* [Task brief]
Repeat the listing in full, word for word.

* [Entries supplied]
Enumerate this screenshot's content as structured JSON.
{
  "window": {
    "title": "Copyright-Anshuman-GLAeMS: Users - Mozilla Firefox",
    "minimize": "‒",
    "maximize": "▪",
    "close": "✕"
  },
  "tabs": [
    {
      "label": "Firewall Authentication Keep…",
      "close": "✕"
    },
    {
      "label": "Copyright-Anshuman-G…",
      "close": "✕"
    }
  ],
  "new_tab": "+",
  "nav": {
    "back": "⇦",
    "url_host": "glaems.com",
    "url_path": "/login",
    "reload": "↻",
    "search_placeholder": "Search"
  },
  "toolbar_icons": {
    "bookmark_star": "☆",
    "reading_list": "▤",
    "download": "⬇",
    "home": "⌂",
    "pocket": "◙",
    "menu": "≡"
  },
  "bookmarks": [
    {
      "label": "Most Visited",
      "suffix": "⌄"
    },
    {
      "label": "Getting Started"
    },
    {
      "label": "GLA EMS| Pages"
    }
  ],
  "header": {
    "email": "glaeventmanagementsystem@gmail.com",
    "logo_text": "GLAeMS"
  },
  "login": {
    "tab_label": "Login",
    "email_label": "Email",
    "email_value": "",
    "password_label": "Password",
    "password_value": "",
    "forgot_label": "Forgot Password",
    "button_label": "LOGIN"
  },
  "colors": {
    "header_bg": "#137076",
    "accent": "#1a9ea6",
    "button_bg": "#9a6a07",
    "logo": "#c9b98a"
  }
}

* [Written reply]
Enumerate this screenshot's content as structured JSON.
{
  "window": {
    "title": "Copyright-Anshuman-GLAeMS: Users - Mozilla Firefox",
    "minimize": "‒",
    "maximize": "▪",
    "close": "✕"
  },
  "tabs": [
    {
      "label": "Firewall Authentication Keep…",
      "close": "✕"
    },
    {
      "label": "Copyright-Anshuman-G…",
      "close": "✕"
    }
  ],
  "new_tab": "+",
  "nav": {
    "back": "⇦",
    "url_host": "glaems.com",
    "url_path": "/login",
    "reload": "↻",
    "search_placeholder": "Search"
  },
  "toolbar_icons": {
    "bookmark_star": "☆",
    "reading_list": "▤",
    "download": "⬇",
    "home": "⌂",
    "pocket": "◙",
    "menu": "≡"
  },
  "bookmarks": [
    {
      "label": "Most Visited",
      "suffix": "⌄"
    },
    {
      "label": "Getting Started"
    },
    {
      "label": "GLA EMS| Pages"
    }
  ],
  "header": {
    "email": "glaeventmanagementsystem@gmail.com",
    "logo_text": "GLAeMS"
  },
  "login": {
    "tab_label": "Login",
    "email_label": "Email",
    "email_value": "",
    "password_label": "Password",
    "password_value": "",
    "forgot_label": "Forgot Password",
    "button_label": "LOGIN"
  },
  "colors": {
    "header_bg": "#137076",
    "accent": "#1a9ea6",
    "button_bg": "#9a6a07",
    "logo": "#c9b98a"
  }
}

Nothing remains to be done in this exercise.